**Problem description**
Set every record down verbatim and omit the pictures.

**Extracted information**
____
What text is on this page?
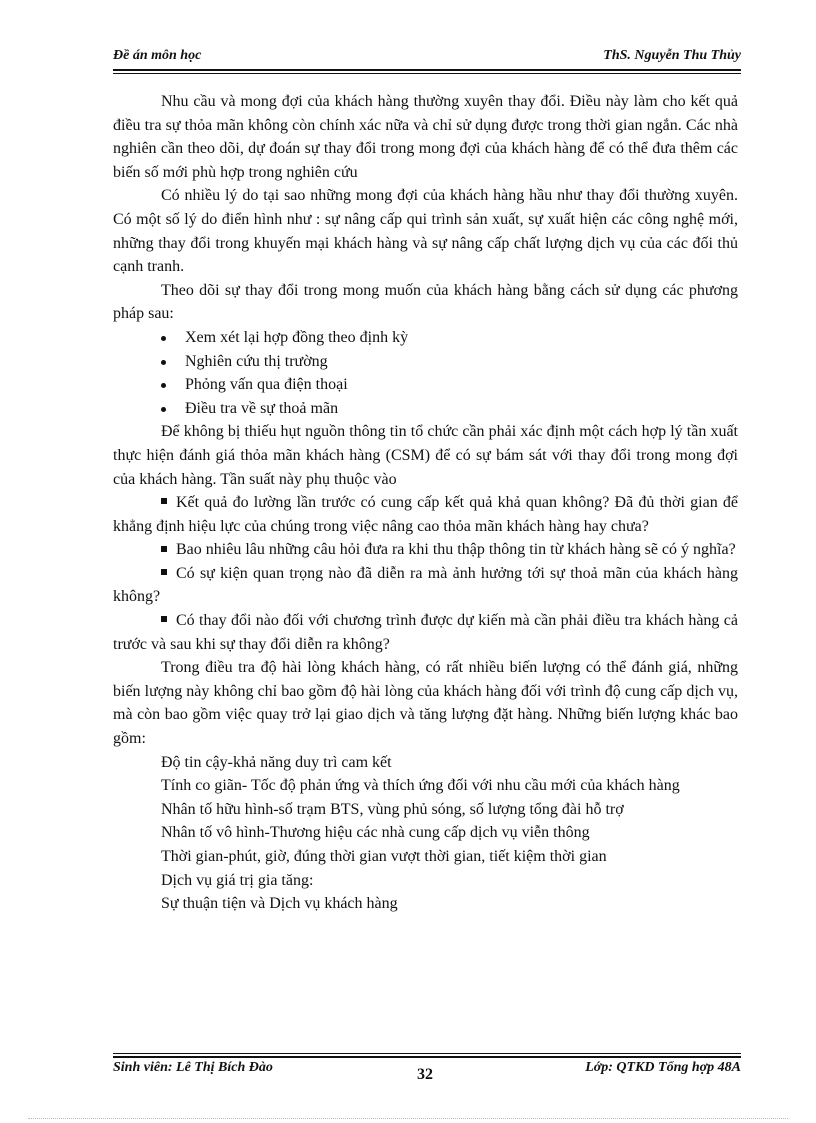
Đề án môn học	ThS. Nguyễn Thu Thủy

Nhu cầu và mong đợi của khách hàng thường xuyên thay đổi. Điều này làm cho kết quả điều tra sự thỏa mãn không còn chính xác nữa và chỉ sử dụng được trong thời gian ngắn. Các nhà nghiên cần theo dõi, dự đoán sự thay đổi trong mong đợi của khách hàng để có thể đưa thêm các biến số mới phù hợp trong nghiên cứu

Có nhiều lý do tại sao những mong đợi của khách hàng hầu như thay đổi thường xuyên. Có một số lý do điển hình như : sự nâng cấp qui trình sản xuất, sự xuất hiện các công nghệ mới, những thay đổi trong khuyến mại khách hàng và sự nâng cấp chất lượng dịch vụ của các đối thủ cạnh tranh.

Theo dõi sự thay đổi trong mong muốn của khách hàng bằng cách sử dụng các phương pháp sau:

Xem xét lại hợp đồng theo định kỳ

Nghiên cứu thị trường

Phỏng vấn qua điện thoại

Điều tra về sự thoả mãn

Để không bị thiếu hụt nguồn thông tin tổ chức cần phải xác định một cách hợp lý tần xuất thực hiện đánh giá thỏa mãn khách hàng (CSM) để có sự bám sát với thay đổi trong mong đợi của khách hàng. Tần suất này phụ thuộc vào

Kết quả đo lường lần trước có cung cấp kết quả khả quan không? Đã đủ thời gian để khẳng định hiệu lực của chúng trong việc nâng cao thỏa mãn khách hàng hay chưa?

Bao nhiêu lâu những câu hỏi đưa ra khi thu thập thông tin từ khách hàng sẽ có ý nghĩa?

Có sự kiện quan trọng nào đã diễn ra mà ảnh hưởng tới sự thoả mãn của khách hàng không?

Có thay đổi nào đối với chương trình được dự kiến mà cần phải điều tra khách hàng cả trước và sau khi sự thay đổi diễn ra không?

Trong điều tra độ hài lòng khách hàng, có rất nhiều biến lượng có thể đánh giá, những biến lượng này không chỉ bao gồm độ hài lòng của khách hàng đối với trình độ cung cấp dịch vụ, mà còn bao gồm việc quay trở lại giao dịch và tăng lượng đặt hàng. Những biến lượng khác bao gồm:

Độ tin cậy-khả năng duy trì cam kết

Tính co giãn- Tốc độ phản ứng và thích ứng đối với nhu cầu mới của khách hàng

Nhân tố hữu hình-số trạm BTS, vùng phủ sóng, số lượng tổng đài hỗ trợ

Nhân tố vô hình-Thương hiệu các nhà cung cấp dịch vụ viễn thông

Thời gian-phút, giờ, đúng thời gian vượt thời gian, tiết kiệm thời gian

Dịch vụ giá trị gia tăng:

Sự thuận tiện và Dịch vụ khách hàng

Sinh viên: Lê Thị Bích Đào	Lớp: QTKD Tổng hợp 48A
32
____
**Output below**
What text is on this page?
Đề án môn học	ThS. Nguyễn Thu Thủy

Nhu cầu và mong đợi của khách hàng thường xuyên thay đổi. Điều này làm cho kết quả điều tra sự thỏa mãn không còn chính xác nữa và chỉ sử dụng được trong thời gian ngắn. Các nhà nghiên cần theo dõi, dự đoán sự thay đổi trong mong đợi của khách hàng để có thể đưa thêm các biến số mới phù hợp trong nghiên cứu

Có nhiều lý do tại sao những mong đợi của khách hàng hầu như thay đổi thường xuyên. Có một số lý do điển hình như : sự nâng cấp qui trình sản xuất, sự xuất hiện các công nghệ mới, những thay đổi trong khuyến mại khách hàng và sự nâng cấp chất lượng dịch vụ của các đối thủ cạnh tranh.

Theo dõi sự thay đổi trong mong muốn của khách hàng bằng cách sử dụng các phương pháp sau:

Xem xét lại hợp đồng theo định kỳ

Nghiên cứu thị trường

Phỏng vấn qua điện thoại

Điều tra về sự thoả mãn

Để không bị thiếu hụt nguồn thông tin tổ chức cần phải xác định một cách hợp lý tần xuất thực hiện đánh giá thỏa mãn khách hàng (CSM) để có sự bám sát với thay đổi trong mong đợi của khách hàng. Tần suất này phụ thuộc vào

Kết quả đo lường lần trước có cung cấp kết quả khả quan không? Đã đủ thời gian để khẳng định hiệu lực của chúng trong việc nâng cao thỏa mãn khách hàng hay chưa?

Bao nhiêu lâu những câu hỏi đưa ra khi thu thập thông tin từ khách hàng sẽ có ý nghĩa?

Có sự kiện quan trọng nào đã diễn ra mà ảnh hưởng tới sự thoả mãn của khách hàng không?

Có thay đổi nào đối với chương trình được dự kiến mà cần phải điều tra khách hàng cả trước và sau khi sự thay đổi diễn ra không?

Trong điều tra độ hài lòng khách hàng, có rất nhiều biến lượng có thể đánh giá, những biến lượng này không chỉ bao gồm độ hài lòng của khách hàng đối với trình độ cung cấp dịch vụ, mà còn bao gồm việc quay trở lại giao dịch và tăng lượng đặt hàng. Những biến lượng khác bao gồm:

Độ tin cậy-khả năng duy trì cam kết

Tính co giãn- Tốc độ phản ứng và thích ứng đối với nhu cầu mới của khách hàng

Nhân tố hữu hình-số trạm BTS, vùng phủ sóng, số lượng tổng đài hỗ trợ

Nhân tố vô hình-Thương hiệu các nhà cung cấp dịch vụ viễn thông

Thời gian-phút, giờ, đúng thời gian vượt thời gian, tiết kiệm thời gian

Dịch vụ giá trị gia tăng:

Sự thuận tiện và Dịch vụ khách hàng

Sinh viên: Lê Thị Bích Đào	Lớp: QTKD Tổng hợp 48A
32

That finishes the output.